● **RECORDED INFORMATION**:
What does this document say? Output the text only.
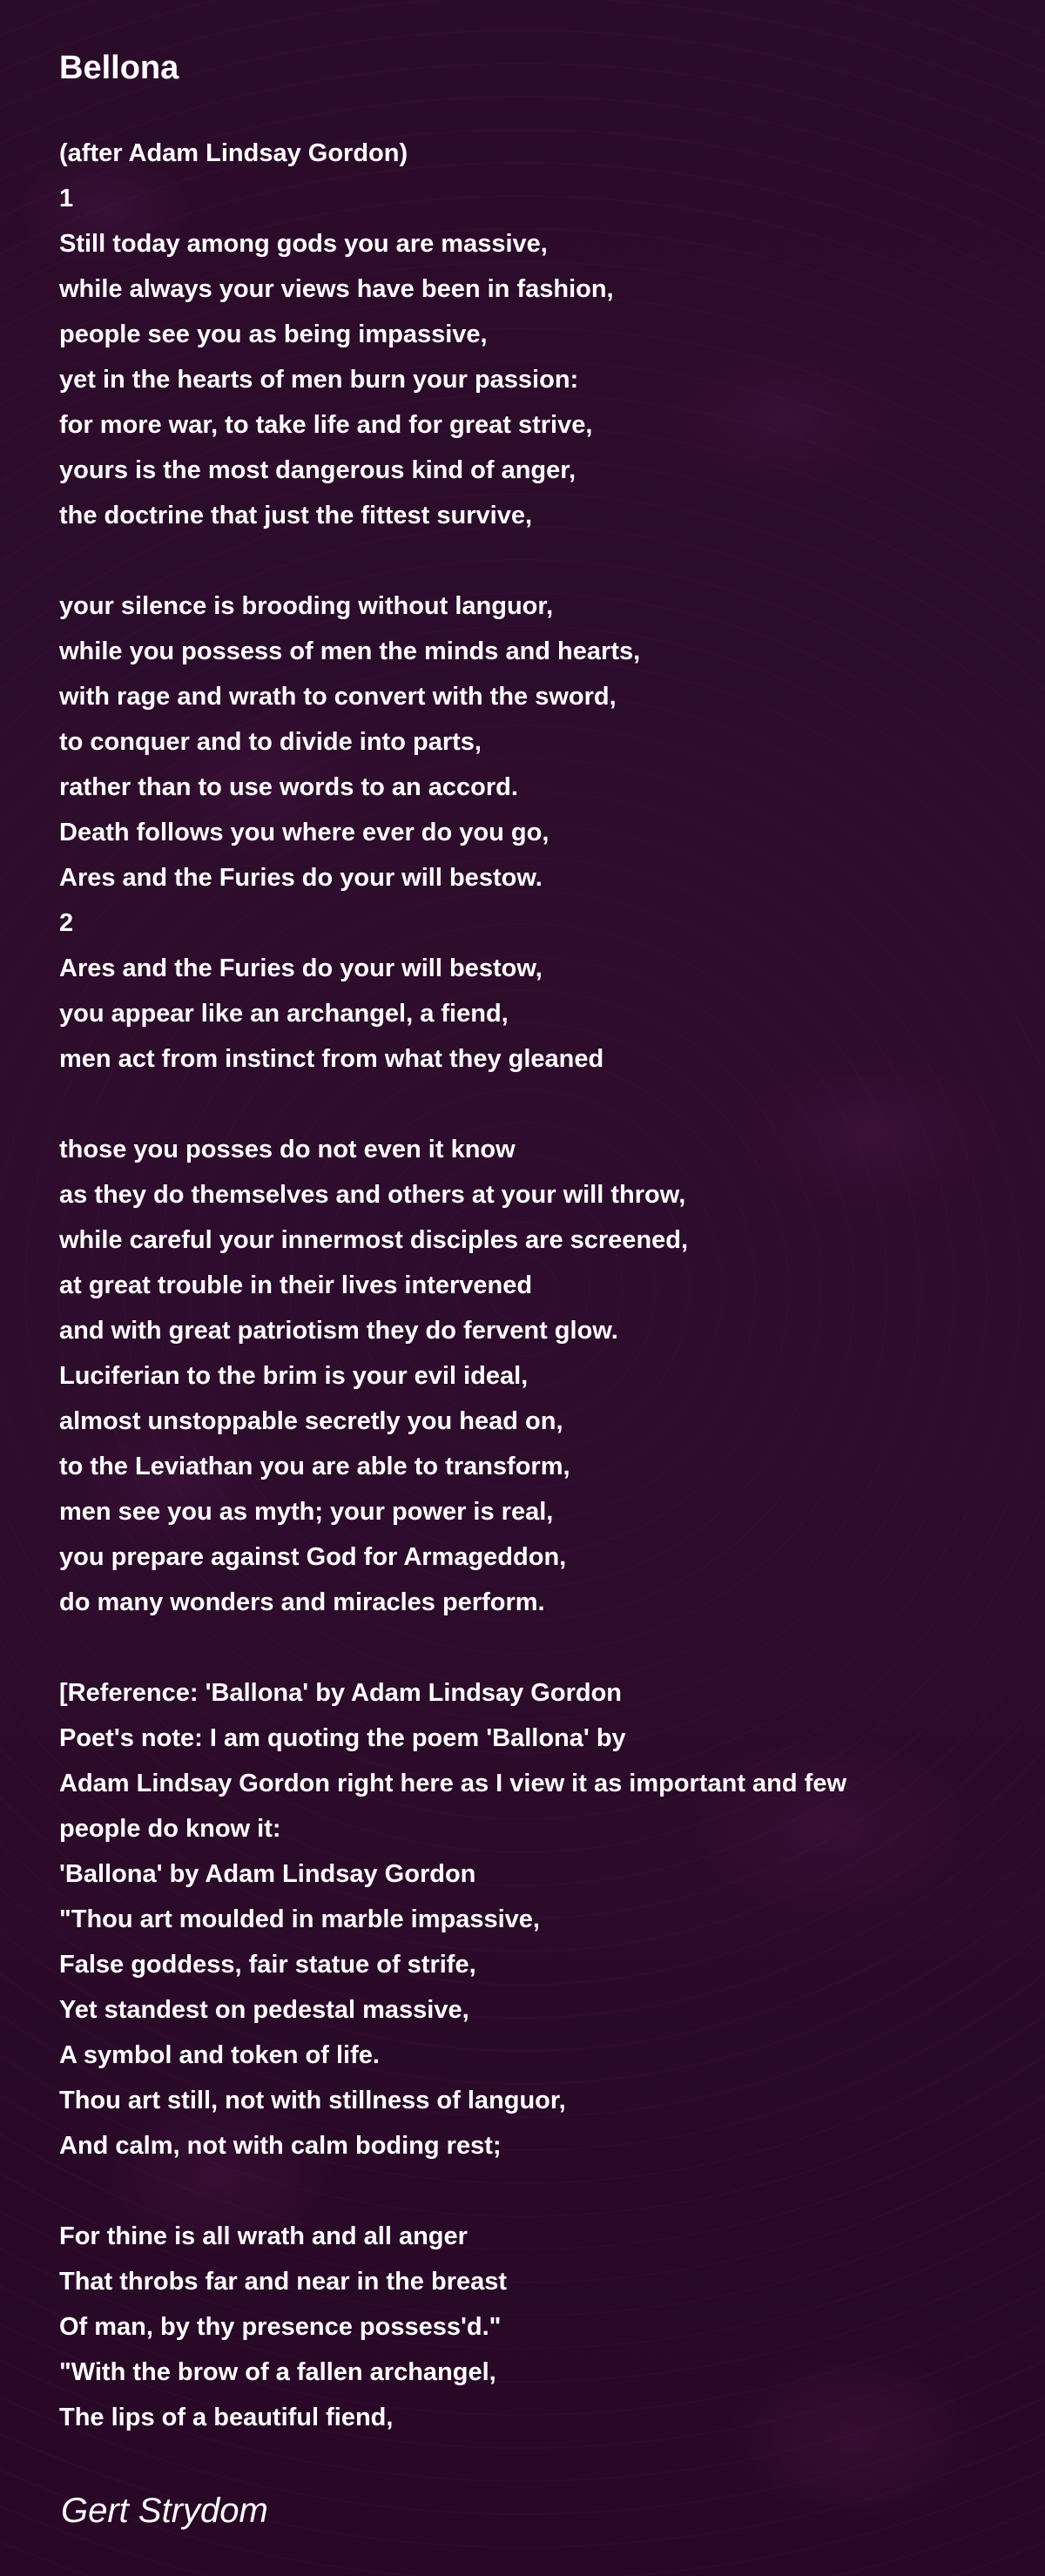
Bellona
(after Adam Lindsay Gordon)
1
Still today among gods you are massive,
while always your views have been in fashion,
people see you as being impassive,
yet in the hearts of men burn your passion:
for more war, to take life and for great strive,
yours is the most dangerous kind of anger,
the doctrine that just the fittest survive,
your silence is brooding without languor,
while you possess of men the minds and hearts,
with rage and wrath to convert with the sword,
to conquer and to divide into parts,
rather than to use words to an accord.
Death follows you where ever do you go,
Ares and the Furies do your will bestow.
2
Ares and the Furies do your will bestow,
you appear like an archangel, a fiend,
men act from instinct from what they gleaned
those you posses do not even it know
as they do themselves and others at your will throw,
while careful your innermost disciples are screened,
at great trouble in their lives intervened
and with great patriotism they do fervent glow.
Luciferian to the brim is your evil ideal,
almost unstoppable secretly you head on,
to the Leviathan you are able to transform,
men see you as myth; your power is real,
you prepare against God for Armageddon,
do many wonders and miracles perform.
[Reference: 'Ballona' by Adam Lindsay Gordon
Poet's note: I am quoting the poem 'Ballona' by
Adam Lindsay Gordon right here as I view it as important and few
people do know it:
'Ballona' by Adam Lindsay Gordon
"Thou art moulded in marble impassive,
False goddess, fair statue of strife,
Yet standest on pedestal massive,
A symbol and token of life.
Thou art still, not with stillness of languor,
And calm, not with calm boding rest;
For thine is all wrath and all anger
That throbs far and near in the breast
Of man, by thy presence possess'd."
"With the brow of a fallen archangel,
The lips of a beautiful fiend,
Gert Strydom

● **THE EXERCISE**: Find every line in the records that has the string "languor", then state how many there are and nothing else.

● **RESPONSE TO THIS EXERCISE**: 2